§ AIM OF THE EXERCISE
All of the records below must be output exactly, with no pictures carried over.

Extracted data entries
-------

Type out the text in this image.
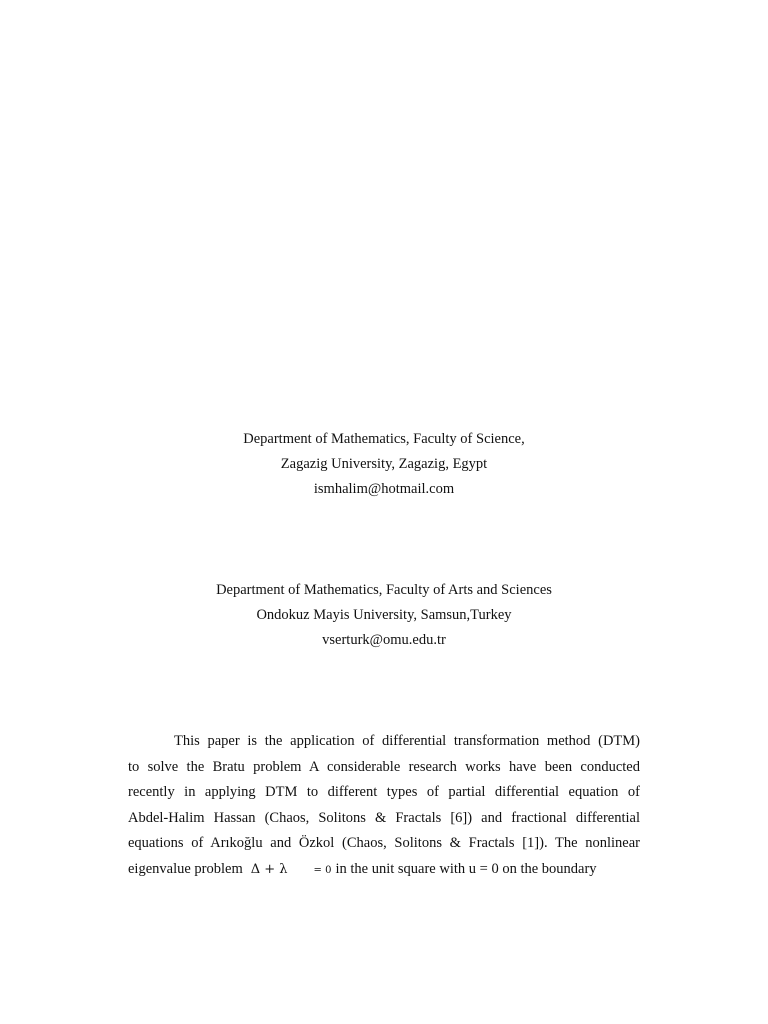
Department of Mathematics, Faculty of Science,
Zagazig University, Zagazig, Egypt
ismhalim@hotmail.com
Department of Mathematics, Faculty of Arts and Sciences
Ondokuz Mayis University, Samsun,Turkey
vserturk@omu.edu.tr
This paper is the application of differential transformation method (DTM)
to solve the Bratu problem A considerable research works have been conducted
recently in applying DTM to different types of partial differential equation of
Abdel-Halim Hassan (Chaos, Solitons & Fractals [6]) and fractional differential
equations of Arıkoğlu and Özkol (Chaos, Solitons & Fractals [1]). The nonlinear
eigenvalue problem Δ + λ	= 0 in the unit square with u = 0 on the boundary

-------

§ FINISHED EXERCISE
Type out the text in this image.
Department of Mathematics, Faculty of Science,
Zagazig University, Zagazig, Egypt
ismhalim@hotmail.com
Department of Mathematics, Faculty of Arts and Sciences
Ondokuz Mayis University, Samsun,Turkey
vserturk@omu.edu.tr
This paper is the application of differential transformation method (DTM)
to solve the Bratu problem A considerable research works have been conducted
recently in applying DTM to different types of partial differential equation of
Abdel-Halim Hassan (Chaos, Solitons & Fractals [6]) and fractional differential
equations of Arıkoğlu and Özkol (Chaos, Solitons & Fractals [1]). The nonlinear
eigenvalue problem Δ + λ	= 0 in the unit square with u = 0 on the boundary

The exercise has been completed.